Working data>
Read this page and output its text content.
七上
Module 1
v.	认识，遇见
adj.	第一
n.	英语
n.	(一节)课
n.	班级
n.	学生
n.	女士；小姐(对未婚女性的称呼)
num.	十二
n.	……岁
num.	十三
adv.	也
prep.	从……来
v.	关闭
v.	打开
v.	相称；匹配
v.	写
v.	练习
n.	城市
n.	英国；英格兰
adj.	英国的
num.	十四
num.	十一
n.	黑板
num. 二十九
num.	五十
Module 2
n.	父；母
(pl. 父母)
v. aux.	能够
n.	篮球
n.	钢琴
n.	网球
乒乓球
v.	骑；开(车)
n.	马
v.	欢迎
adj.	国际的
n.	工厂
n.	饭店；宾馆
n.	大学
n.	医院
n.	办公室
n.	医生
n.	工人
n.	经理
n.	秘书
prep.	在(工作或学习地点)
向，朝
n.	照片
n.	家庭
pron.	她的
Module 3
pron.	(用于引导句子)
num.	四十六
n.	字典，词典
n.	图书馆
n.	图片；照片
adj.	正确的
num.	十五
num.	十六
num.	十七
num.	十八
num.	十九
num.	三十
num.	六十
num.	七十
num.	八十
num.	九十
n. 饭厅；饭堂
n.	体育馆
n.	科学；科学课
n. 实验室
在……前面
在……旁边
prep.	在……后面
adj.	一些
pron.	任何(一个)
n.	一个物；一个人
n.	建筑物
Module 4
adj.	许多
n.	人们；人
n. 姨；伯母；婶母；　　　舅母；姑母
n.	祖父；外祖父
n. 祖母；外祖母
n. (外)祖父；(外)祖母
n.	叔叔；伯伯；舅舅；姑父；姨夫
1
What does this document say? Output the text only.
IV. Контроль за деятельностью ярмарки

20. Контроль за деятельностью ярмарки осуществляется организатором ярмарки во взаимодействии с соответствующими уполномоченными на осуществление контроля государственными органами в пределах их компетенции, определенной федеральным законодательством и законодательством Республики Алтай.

Goal>
Collect the complete line wherever the string "text" appears in the records.

Problem solution>
Read this page and output its text content.
What does this document say? Output the text only.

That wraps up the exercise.